**DIRECTIVE:** Write out all the entries word for word and omit any pictures.

**GIVEN ENTRIES:**
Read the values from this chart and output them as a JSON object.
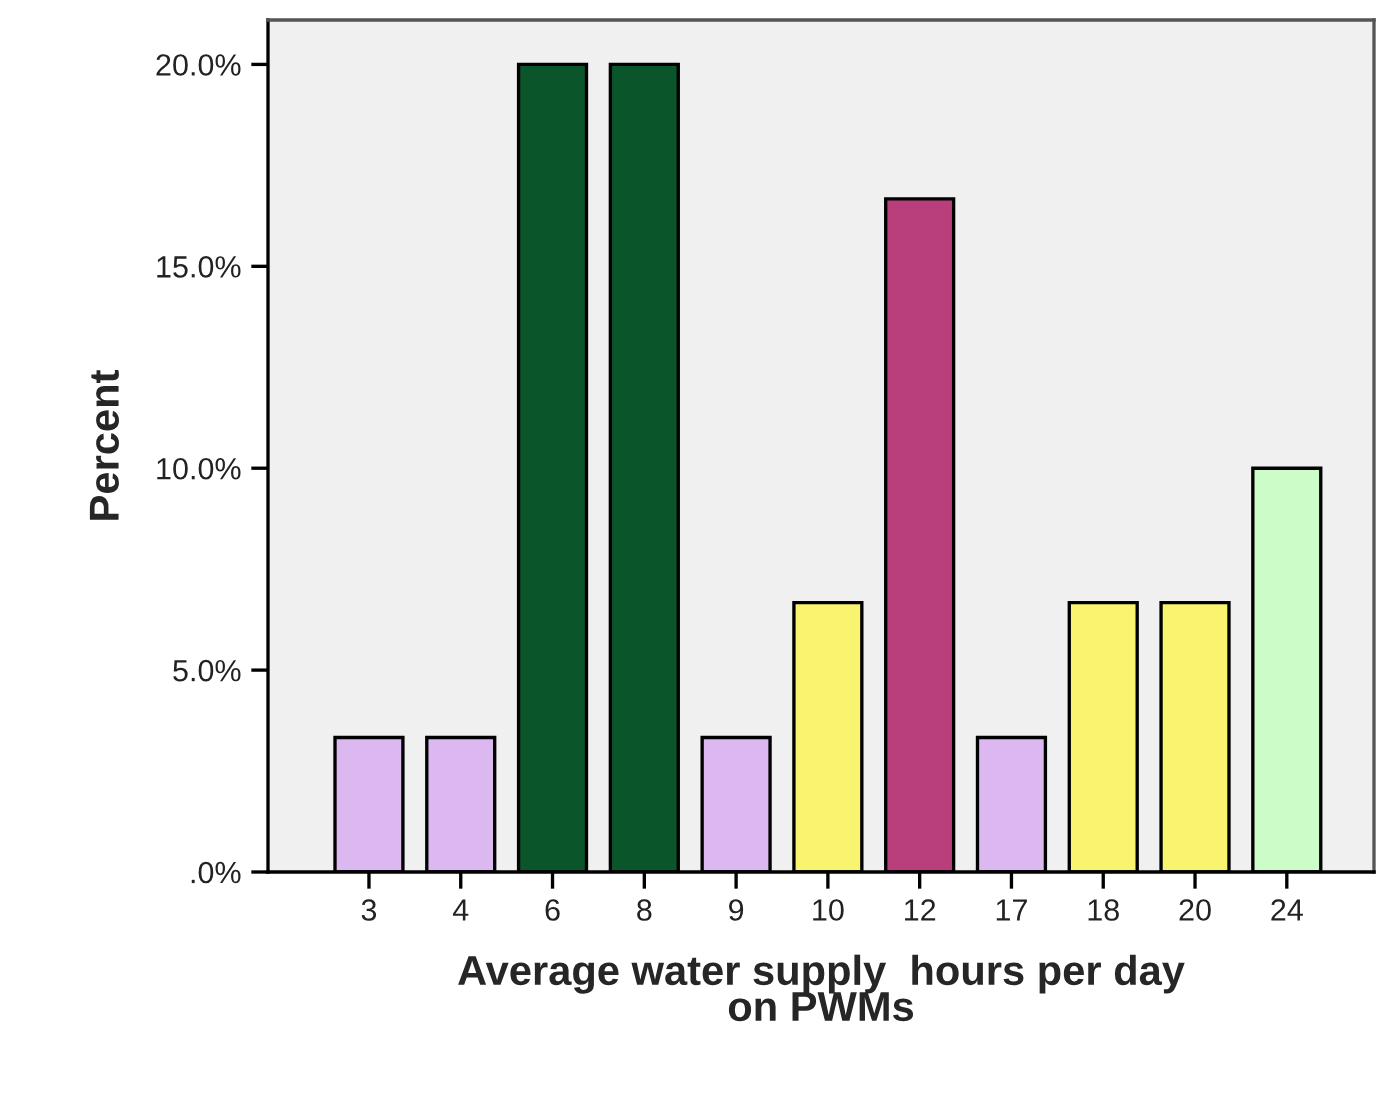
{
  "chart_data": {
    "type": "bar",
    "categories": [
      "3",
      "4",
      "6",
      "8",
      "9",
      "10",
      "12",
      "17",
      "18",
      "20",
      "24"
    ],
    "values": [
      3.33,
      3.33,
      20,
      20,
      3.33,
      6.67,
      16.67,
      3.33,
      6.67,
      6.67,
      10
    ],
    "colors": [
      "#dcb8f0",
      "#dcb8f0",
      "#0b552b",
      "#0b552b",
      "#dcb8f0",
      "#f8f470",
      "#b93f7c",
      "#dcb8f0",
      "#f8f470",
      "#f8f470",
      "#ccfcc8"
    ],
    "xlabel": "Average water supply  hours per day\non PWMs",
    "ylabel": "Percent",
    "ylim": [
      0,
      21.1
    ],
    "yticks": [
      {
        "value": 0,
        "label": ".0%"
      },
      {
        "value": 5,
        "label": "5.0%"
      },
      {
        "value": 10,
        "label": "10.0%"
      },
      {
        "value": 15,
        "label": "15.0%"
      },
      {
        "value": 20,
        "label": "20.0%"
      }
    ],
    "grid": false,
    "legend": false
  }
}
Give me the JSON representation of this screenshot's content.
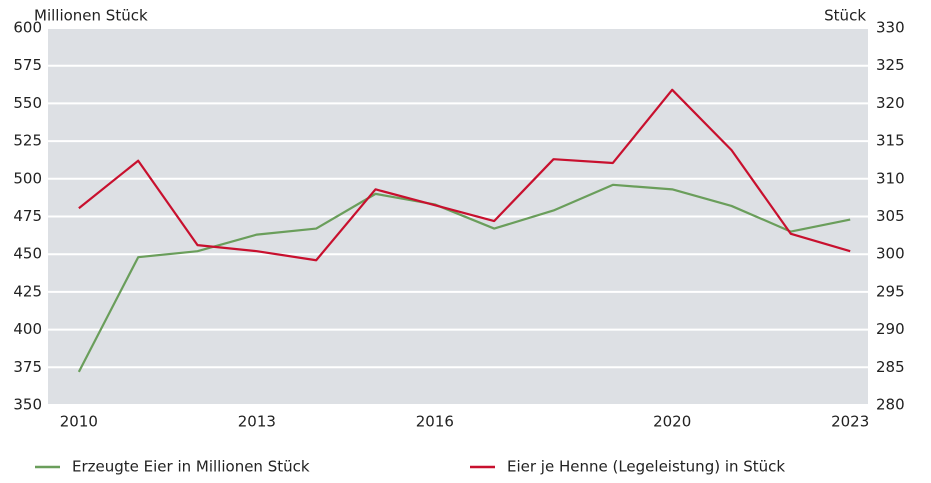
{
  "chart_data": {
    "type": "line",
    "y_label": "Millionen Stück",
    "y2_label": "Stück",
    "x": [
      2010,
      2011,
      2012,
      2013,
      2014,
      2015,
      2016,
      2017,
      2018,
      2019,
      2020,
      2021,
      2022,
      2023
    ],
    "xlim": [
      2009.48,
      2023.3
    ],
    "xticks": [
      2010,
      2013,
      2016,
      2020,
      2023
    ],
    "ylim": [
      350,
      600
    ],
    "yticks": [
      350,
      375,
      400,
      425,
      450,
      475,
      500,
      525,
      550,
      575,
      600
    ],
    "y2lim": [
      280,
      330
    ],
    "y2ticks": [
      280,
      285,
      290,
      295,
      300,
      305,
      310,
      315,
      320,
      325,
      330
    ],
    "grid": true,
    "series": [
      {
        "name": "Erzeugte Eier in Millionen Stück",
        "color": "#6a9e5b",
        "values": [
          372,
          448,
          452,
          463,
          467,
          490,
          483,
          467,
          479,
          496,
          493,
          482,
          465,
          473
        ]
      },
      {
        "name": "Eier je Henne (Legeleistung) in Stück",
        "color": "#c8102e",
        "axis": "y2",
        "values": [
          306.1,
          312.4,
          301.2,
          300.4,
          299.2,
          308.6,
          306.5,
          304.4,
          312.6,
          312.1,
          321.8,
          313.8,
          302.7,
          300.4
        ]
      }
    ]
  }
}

**FINISHED EXERCISE:**
Read the values from this chart and output them as a JSON object.
{
  "chart_data": {
    "type": "bar",
    "categories": [
      "3",
      "4",
      "6",
      "8",
      "9",
      "10",
      "12",
      "17",
      "18",
      "20",
      "24"
    ],
    "values": [
      3.33,
      3.33,
      20,
      20,
      3.33,
      6.67,
      16.67,
      3.33,
      6.67,
      6.67,
      10
    ],
    "colors": [
      "#dcb8f0",
      "#dcb8f0",
      "#0b552b",
      "#0b552b",
      "#dcb8f0",
      "#f8f470",
      "#b93f7c",
      "#dcb8f0",
      "#f8f470",
      "#f8f470",
      "#ccfcc8"
    ],
    "xlabel": "Average water supply  hours per day\non PWMs",
    "ylabel": "Percent",
    "ylim": [
      0,
      21.1
    ],
    "yticks": [
      {
        "value": 0,
        "label": ".0%"
      },
      {
        "value": 5,
        "label": "5.0%"
      },
      {
        "value": 10,
        "label": "10.0%"
      },
      {
        "value": 15,
        "label": "15.0%"
      },
      {
        "value": 20,
        "label": "20.0%"
      }
    ],
    "grid": false,
    "legend": false
  }
}
Give me the JSON representation of this screenshot's content.
{
  "chart_data": {
    "type": "line",
    "y_label": "Millionen Stück",
    "y2_label": "Stück",
    "x": [
      2010,
      2011,
      2012,
      2013,
      2014,
      2015,
      2016,
      2017,
      2018,
      2019,
      2020,
      2021,
      2022,
      2023
    ],
    "xlim": [
      2009.48,
      2023.3
    ],
    "xticks": [
      2010,
      2013,
      2016,
      2020,
      2023
    ],
    "ylim": [
      350,
      600
    ],
    "yticks": [
      350,
      375,
      400,
      425,
      450,
      475,
      500,
      525,
      550,
      575,
      600
    ],
    "y2lim": [
      280,
      330
    ],
    "y2ticks": [
      280,
      285,
      290,
      295,
      300,
      305,
      310,
      315,
      320,
      325,
      330
    ],
    "grid": true,
    "series": [
      {
        "name": "Erzeugte Eier in Millionen Stück",
        "color": "#6a9e5b",
        "values": [
          372,
          448,
          452,
          463,
          467,
          490,
          483,
          467,
          479,
          496,
          493,
          482,
          465,
          473
        ]
      },
      {
        "name": "Eier je Henne (Legeleistung) in Stück",
        "color": "#c8102e",
        "axis": "y2",
        "values": [
          306.1,
          312.4,
          301.2,
          300.4,
          299.2,
          308.6,
          306.5,
          304.4,
          312.6,
          312.1,
          321.8,
          313.8,
          302.7,
          300.4
        ]
      }
    ]
  }
}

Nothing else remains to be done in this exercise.